**What the task requires:** Look through the material below for "instalacji". Copy every line that contains it.

**Provided data:**
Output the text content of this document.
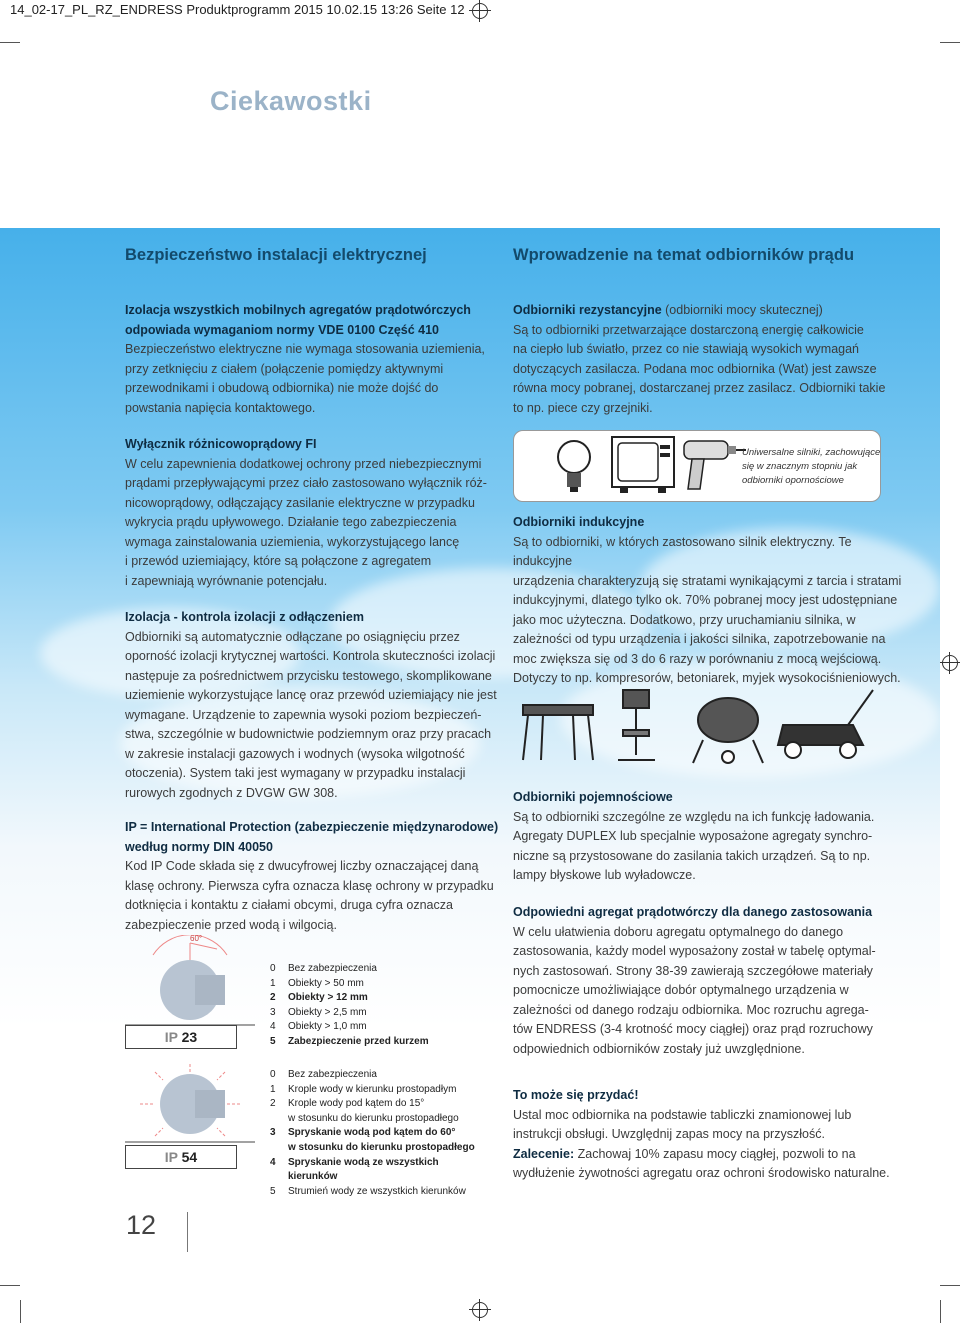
14_02-17_PL_RZ_ENDRESS Produktprogramm 2015 10.02.15 13:26 Seite 12
Ciekawostki
Bezpieczeństwo instalacji elektrycznej

Izolacja wszystkich mobilnych agregatów prądotwórczych

odpowiada wymaganiom normy VDE 0100 Część 410

Bezpieczeństwo elektryczne nie wymaga stosowania uziemienia,

przy zetknięciu z ciałem (połączenie pomiędzy aktywnymi

przewodnikami i obudową odbiornika) nie może dojść do

powstania napięcia kontaktowego.

Wyłącznik różnicowoprądowy FI

W celu zapewnienia dodatkowej ochrony przed niebezpiecznymi

prądami przepływającymi przez ciało zastosowano wyłącznik róż-

nicowoprądowy, odłączający zasilanie elektryczne w przypadku

wykrycia prądu upływowego. Działanie tego zabezpieczenia

wymaga zainstalowania uziemienia, wykorzystującego lancę

i przewód uziemiający, które są połączone z agregatem

i zapewniają wyrównanie potencjału.

Izolacja - kontrola izolacji z odłączeniem

Odbiorniki są automatycznie odłączane po osiągnięciu przez

oporność izolacji krytycznej wartości. Kontrola skuteczności izolacji

następuje za pośrednictwem przycisku testowego, skomplikowane

uziemienie wykorzystujące lancę oraz przewód uziemiający nie jest

wymagane. Urządzenie to zapewnia wysoki poziom bezpieczeń-

stwa, szczególnie w budownictwie podziemnym oraz przy pracach

w zakresie instalacji gazowych i wodnych (wysoka wilgotność

otoczenia). System taki jest wymagany w przypadku instalacji

rurowych zgodnych z DVGW GW 308.

IP = International Protection (zabezpieczenie międzynarodowe)

według normy DIN 40050

Kod IP Code składa się z dwucyfrowej liczby oznaczającej daną

klasę ochrony. Pierwsza cyfra oznacza klasę ochrony w przypadku

dotknięcia i kontaktu z ciałami obcymi, druga cyfra oznacza

zabezpieczenie przed wodą i wilgocią.

60°
IP 23
IP 54
0	Bez zabezpieczenia
1	Obiekty > 50 mm
2	Obiekty > 12 mm
3	Obiekty > 2,5 mm
4	Obiekty > 1,0 mm
5	Zabezpieczenie przed kurzem
0	Bez zabezpieczenia
1	Krople wody w kierunku prostopadłym
2	Krople wody pod kątem do 15°
w stosunku do kierunku prostopadłego
3	Spryskanie wodą pod kątem do 60°
w stosunku do kierunku prostopadłego
4	Spryskanie wodą ze wszystkich
kierunków
5	Strumień wody ze wszystkich kierunków
Wprowadzenie na temat odbiorników prądu

Odbiorniki rezystancyjne (odbiorniki mocy skutecznej)

Są to odbiorniki przetwarzające dostarczoną energię całkowicie

na ciepło lub światło, przez co nie stawiają wysokich wymagań

dotyczących zasilacza. Podana moc odbiornika (Wat) jest zawsze

równa mocy pobranej, dostarczanej przez zasilacz. Odbiorniki takie

to np. piece czy grzejniki.

Uniwersalne silniki, zachowujące

się w znacznym stopniu jak

odbiorniki opornościowe

Odbiorniki indukcyjne

Są to odbiorniki, w których zastosowano silnik elektryczny. Te indukcyjne

urządzenia charakteryzują się stratami wynikającymi z tarcia i stratami

indukcyjnymi, dlatego tylko ok. 70% pobranej mocy jest udostępniane

jako moc użyteczna. Dodatkowo, przy uruchamianiu silnika, w

zależności od typu urządzenia i jakości silnika, zapotrzebowanie na

moc zwiększa się od 3 do 6 razy w porównaniu z mocą wejściową.

Dotyczy to np. kompresorów, betoniarek, myjek wysokociśnieniowych.

Odbiorniki pojemnościowe

Są to odbiorniki szczególne ze względu na ich funkcję ładowania.

Agregaty DUPLEX lub specjalnie wyposażone agregaty synchro-

niczne są przystosowane do zasilania takich urządzeń. Są to np.

lampy błyskowe lub wyładowcze.

Odpowiedni agregat prądotwórczy dla danego zastosowania

W celu ułatwienia doboru agregatu optymalnego do danego

zastosowania, każdy model wyposażony został w tabelę optymal-

nych zastosowań. Strony 38-39 zawierają szczegółowe materiały

pomocnicze umożliwiające dobór optymalnego urządzenia w

zależności od danego rodzaju odbiornika. Moc rozruchu agrega-

tów ENDRESS (3-4 krotność mocy ciągłej) oraz prąd rozruchowy

odpowiednich odbiorników zostały już uwzględnione.

To może się przydać!

Ustal moc odbiornika na podstawie tabliczki znamionowej lub

instrukcji obsługi. Uwzględnij zapas mocy na przyszłość.

Zalecenie: Zachowaj 10% zapasu mocy ciągłej, pozwoli to na

wydłużenie żywotności agregatu oraz ochroni środowisko naturalne.

12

**Finished exercise:**
Bezpieczeństwo instalacji elektrycznej
w zakresie instalacji gazowych i wodnych (wysoka wilgotność
otoczenia). System taki jest wymagany w przypadku instalacji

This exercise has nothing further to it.